## Text shown
The University of Texas Solar Vehicles Team (UTSVT) is a student-driven effort to design, build, test, and race solar vehicles for the purpose of reinforcing skills learned in the classroom, raising awareness of solar power, and bringing solar power closer to practicality. To accomplish this task, a multidisciplinary group of students from various disciplines in the Cockrell School of Engineering, and from other schools across the University of Texas, such as the College of Liberal Arts and the College of Natural Sciences come together to design and construct the most efficient vehicle as possible.

The vehicles are completely powered by the sun and are entered in competitions against universities from across the United States and internationally. The team serves as the host for American Solar Challenge (ASC) and Formula Sun Grand Prix (FSGP). In addition to participating in races, the team participates in outreach events to educate the general public and K-12 students about the excitement of STEM careers and alternative energy.

==Vehicles==
=== Texas Native Sun I ===
The Longhorn Solar Race Car Team (LSRCT) built its first vehicle, Texas Native Sun, with a graphite and epoxy carbon fiber composite monocoque chassis and body, an 800 watt 1,000-cell solar array, and 66 nickel-hydrogen batteries. A 2 hp high-density permanent magnet DC electric motor powered its hydro-mechanical continuously variable transmission via a chain drive. The teardrop-shaped car's length, width, and height were 19 x 6.5 x 5 ft, and it weighed 320 lb. Its top speed was 67 mph. Project advisors included professors Gary Vliet and Ron Matthews.

It competed in three races—Sunrayce 1990 (placed 22nd out of 32), Sunrayce 1993, and the California Clean Air Race 1991 where it placed second out of 30 teams.

=== Texas Native Sun II ===
Built in 1995, UT's second solar car, Texas Native Sun II, was a two-seater larger than the first, weighing 1200 lb with a top speed of 50 mph. It featured a bespoke electric hub motor and controller supplied by lead-acid batteries. The solar array consisted of 792 terrestrial-grade silicon cells with a peak power of 1.1 kW. An aluminum tubular chassis supported its composite balsa wood and carbon fiber body.

Texas Native Sun II raced in the Tour de Sol in 1996 placing fourth in its class and retired in 1998.

## Set of tasks
**a)** Summarize the text about the University of Texas Solar Vehicles Team in two sentences.
**b)** Continue the text about the University of Texas Solar Vehicles Team from the point where it stops.

Dataset records:
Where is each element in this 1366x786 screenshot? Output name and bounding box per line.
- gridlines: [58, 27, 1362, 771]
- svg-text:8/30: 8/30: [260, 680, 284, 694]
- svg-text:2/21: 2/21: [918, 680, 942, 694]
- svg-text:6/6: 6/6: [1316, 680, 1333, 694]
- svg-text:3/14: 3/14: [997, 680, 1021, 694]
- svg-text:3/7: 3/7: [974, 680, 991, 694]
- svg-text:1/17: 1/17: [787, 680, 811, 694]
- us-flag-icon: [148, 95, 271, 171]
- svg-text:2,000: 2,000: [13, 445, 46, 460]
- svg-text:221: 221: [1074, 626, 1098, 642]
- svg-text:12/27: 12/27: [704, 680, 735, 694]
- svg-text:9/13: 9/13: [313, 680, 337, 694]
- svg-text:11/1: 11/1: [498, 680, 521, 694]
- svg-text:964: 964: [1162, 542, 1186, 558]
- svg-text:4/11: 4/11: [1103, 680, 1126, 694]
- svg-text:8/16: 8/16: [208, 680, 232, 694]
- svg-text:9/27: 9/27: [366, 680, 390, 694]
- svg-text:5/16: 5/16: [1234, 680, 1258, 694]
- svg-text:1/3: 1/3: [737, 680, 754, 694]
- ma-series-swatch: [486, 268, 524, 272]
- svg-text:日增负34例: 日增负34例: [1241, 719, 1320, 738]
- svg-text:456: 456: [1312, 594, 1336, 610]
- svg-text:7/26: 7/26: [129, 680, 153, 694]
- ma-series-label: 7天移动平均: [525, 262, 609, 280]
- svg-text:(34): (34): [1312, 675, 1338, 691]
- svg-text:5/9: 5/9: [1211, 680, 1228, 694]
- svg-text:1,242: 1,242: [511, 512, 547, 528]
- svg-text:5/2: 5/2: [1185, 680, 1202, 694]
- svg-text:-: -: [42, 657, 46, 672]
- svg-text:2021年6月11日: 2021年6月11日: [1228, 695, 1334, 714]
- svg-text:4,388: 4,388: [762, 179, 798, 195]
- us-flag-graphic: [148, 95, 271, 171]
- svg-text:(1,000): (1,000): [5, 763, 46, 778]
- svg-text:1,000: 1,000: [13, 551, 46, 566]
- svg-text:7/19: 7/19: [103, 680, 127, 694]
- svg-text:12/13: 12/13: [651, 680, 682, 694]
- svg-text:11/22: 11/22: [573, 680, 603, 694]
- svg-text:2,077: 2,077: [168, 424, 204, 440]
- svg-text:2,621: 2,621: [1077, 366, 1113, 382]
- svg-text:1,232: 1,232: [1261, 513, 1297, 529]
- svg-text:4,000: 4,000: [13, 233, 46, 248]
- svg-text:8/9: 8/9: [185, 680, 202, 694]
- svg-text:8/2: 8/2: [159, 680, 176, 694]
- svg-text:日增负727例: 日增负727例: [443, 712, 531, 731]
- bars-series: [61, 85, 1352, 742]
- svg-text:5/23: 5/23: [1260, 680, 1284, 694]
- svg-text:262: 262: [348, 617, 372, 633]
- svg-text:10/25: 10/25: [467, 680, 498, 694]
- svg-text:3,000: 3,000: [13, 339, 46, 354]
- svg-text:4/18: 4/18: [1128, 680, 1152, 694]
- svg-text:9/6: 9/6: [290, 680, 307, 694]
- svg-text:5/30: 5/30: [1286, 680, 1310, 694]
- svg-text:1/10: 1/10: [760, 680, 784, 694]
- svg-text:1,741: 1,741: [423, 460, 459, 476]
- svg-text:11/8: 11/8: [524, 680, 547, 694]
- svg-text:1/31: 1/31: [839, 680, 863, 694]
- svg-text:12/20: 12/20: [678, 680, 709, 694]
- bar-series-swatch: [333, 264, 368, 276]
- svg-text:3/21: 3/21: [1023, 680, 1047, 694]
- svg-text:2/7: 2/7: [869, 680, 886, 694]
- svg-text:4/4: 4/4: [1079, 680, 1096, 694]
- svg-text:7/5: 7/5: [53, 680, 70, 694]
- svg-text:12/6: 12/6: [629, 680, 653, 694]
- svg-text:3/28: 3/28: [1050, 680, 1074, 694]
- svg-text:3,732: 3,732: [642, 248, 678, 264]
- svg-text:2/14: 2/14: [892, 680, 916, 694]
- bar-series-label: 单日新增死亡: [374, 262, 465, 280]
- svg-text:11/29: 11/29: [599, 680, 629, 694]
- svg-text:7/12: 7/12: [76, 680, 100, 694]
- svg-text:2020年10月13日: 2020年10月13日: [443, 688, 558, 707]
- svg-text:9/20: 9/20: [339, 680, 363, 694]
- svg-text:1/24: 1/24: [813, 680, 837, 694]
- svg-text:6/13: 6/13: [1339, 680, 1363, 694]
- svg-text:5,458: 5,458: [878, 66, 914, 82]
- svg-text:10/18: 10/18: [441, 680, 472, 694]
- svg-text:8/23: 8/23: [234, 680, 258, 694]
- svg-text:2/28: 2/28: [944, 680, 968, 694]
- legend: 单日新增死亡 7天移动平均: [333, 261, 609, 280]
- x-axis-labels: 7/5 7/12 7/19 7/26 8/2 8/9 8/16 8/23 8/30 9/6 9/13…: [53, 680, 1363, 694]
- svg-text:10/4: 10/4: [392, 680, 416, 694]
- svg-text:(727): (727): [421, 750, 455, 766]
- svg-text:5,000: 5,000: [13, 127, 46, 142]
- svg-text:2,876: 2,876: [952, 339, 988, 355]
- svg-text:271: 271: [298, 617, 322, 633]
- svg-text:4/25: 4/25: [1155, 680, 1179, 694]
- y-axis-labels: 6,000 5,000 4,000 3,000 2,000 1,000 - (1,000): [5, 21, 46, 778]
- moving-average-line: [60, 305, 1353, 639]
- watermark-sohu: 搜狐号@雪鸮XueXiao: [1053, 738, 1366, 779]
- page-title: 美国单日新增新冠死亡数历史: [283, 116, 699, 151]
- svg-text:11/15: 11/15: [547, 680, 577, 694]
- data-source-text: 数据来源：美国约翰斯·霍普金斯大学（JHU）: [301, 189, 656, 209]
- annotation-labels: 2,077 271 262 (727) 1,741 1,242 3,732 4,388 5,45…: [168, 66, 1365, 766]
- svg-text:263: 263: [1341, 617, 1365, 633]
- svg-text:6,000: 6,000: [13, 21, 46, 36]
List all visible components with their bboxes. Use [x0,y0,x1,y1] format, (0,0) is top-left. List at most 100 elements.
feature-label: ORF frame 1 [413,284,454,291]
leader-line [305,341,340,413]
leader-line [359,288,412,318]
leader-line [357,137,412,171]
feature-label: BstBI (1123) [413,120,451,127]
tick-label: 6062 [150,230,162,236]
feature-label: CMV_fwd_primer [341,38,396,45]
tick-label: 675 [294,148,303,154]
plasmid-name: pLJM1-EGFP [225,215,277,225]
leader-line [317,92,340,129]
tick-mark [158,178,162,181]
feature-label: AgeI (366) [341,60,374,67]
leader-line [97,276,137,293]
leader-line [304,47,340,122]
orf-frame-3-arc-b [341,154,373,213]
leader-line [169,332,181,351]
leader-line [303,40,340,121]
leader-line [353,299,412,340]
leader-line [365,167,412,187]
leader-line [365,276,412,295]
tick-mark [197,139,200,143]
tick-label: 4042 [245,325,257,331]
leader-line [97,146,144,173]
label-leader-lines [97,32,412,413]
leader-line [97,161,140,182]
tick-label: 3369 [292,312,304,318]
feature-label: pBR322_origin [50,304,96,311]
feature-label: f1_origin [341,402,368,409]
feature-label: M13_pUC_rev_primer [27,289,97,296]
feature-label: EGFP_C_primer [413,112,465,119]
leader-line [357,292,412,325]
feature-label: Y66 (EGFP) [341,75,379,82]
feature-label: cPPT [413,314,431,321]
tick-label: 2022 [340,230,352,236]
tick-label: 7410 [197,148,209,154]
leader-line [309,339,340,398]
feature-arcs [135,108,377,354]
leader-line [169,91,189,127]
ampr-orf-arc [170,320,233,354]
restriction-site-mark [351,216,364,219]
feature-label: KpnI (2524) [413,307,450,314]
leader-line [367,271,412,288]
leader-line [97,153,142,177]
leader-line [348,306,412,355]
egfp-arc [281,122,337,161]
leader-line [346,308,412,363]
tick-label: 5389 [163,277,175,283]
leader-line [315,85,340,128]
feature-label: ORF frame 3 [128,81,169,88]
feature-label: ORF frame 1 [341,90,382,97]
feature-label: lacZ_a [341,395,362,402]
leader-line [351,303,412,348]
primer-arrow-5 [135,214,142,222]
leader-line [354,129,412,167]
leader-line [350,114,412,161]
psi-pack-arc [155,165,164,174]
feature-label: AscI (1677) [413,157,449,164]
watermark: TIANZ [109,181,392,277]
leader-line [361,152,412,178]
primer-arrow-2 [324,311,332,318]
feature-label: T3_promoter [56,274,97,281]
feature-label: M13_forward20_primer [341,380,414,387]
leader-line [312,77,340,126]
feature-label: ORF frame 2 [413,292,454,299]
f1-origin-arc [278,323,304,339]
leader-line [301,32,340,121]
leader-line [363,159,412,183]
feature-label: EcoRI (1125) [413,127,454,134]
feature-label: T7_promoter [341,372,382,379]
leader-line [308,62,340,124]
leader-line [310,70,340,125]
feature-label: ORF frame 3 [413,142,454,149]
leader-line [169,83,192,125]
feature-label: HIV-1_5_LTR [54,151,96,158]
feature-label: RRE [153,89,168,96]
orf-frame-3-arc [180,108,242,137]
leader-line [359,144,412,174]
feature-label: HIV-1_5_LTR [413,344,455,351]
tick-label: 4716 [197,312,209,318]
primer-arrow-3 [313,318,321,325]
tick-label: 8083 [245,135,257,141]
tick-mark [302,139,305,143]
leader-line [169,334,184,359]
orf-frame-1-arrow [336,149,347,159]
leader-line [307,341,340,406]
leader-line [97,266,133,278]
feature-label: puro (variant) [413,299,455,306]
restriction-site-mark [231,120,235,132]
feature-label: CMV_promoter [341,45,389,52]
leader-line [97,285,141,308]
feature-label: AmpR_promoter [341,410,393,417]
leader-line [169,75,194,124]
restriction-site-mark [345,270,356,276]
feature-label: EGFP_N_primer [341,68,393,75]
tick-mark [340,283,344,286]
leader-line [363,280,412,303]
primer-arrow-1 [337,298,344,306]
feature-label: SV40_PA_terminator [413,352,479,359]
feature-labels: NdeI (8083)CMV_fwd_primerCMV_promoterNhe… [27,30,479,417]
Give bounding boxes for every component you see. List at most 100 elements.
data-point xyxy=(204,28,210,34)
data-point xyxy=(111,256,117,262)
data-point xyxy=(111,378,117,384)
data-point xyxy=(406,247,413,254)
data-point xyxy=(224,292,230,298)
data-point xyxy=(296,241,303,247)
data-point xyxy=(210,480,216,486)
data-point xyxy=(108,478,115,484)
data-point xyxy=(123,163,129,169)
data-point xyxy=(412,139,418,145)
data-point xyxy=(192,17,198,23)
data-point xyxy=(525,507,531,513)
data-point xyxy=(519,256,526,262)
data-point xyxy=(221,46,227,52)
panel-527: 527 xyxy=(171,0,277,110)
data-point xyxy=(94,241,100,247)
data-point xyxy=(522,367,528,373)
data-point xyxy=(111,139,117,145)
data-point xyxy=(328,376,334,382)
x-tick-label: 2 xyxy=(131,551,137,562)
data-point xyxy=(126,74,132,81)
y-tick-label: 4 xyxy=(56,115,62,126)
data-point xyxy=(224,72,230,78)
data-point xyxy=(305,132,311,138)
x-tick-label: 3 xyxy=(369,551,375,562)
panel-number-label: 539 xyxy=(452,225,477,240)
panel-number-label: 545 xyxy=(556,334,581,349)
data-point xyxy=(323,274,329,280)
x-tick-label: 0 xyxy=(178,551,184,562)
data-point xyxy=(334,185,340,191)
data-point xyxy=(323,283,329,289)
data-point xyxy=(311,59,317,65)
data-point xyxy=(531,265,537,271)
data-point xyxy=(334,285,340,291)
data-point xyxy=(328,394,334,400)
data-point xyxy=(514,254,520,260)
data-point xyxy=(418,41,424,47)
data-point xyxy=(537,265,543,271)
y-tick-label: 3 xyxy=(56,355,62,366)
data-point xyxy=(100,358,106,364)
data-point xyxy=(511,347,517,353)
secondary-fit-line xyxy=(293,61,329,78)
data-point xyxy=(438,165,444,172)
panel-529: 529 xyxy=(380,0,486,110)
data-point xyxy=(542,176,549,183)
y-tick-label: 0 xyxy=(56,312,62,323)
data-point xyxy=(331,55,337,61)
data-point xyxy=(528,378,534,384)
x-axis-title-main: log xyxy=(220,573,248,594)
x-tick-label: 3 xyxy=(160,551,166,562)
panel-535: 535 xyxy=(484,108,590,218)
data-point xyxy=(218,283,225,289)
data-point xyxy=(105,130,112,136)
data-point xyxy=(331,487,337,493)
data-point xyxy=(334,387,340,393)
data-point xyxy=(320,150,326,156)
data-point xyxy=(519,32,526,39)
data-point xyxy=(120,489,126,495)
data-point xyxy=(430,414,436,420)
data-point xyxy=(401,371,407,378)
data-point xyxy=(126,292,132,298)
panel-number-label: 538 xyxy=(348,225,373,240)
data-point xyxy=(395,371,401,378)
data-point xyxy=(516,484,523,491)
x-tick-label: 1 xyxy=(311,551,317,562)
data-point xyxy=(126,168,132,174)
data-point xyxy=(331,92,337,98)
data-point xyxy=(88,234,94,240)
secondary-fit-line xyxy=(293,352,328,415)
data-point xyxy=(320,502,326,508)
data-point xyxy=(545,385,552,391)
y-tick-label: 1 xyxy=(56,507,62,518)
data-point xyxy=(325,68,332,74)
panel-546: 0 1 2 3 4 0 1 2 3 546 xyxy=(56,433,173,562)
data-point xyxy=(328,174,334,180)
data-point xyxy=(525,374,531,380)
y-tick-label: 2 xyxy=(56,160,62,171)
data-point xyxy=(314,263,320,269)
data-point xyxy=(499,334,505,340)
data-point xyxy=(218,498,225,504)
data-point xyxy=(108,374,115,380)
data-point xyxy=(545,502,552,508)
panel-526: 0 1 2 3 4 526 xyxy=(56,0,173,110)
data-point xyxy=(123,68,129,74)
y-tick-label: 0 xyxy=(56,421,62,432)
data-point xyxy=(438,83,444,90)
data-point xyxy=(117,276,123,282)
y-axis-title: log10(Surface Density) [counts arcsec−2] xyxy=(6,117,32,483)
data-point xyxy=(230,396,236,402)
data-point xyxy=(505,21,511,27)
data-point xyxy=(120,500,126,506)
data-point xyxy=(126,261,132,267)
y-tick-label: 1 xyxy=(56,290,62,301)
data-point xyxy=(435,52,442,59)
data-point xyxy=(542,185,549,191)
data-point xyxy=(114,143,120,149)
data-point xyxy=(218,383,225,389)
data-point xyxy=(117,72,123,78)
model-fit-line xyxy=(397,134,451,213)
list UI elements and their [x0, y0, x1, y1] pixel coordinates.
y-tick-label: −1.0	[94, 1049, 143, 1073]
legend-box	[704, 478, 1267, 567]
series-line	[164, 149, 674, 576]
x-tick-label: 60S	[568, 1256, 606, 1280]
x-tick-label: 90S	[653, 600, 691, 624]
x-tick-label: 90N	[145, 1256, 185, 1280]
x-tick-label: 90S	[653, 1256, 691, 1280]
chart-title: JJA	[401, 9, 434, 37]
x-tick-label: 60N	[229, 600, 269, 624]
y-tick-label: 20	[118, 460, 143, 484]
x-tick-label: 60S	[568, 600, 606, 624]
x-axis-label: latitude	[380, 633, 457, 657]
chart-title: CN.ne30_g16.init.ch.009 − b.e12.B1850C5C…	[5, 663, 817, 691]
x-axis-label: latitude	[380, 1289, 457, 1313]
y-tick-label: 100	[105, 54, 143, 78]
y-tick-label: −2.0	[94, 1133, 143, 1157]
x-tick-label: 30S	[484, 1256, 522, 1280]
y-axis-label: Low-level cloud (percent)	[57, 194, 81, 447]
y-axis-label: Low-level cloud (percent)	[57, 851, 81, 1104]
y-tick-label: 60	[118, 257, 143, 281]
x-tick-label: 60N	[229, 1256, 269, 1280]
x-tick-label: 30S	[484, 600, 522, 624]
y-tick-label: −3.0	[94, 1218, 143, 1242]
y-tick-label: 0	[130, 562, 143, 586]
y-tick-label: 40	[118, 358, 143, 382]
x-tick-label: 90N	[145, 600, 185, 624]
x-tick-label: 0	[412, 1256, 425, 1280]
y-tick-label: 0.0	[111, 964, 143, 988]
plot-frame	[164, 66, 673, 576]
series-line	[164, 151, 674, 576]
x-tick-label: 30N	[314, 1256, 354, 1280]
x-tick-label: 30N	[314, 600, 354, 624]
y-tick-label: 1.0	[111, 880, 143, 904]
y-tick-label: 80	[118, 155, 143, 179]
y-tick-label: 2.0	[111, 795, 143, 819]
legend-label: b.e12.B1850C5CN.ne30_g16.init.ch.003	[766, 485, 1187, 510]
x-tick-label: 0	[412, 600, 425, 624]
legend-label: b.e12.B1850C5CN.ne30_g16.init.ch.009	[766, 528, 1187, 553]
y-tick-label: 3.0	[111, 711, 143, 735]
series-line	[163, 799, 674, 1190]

## Written answers
**a)** The University of Texas Solar Vehicles Team is a student-driven, multidisciplinary group that designs, builds, tests, and races solar vehicles, hosts the American Solar Challenge and Formula Sun Grand Prix, and runs outreach on STEM careers and alternative energy. The university's first solar car, Texas Native Sun, placed second out of 30 teams in the California Clean Air Race 1991, and its second, the two-seat Texas Native Sun II, placed fourth in its class in the 1996 Tour de Sol before retiring in 1998.

**b)**
=== Solstice ===
Design started in 1998 for the team's third solar car, Solstice. The 16-member team aimed to follow the principal of "keep it simple, stupid" to make the car to be smaller and lighter than the prior entry. The car was constructed of an aluminum chassis with a carbon fiber honeycomb body. An 8 m2 array of 756 monocrystalline silicon solar cells would charge its eight-cell 96-volt battery, sending power to its 8 hp brushless DC motor. Two computers monitor telemetry.

While Solstice was slated for Sunrayce 1999 and the 2001 American Solar Challenge, it was not completed in time. Construction had begun in November 2000. The team planned to run it the Formula Sun Grand Prix in 2002 and 2005 and the American Solar Challenge in 2003.

=== Solar Steer ===
The renamed University of Texas Solar Vehicles Team (UTSVT) began the fourth car in 2004. Solar Steer was the first vehicle to have lithium-ion batteries and a carbon fiber body. After a fatal crash at the 2004 NASC and with the prior car being outdated, the team decided on a clean sheet design prioritizing reliability. It was completed in 2005 at a cost of $60,000. The solar array is made of 600 photovoltaic cells grouped in modules of 50, and split into three subarrays, for a total area of 8 m2. A maximum power output of 1200 W could propel it to a cruising speed of 45 mph and top speed of 55 mph.

Solar Steer was entered in the 2005 North American Solar Challenge, but after overcoming an initial steering malfunction, it did not pass qualifying in College Station due to the combination of cloudy skies, low battery capacity, and reduced solar efficiency relative to the other teams. The team also entered Solar Steer into the North American Solar Challenge for 2006.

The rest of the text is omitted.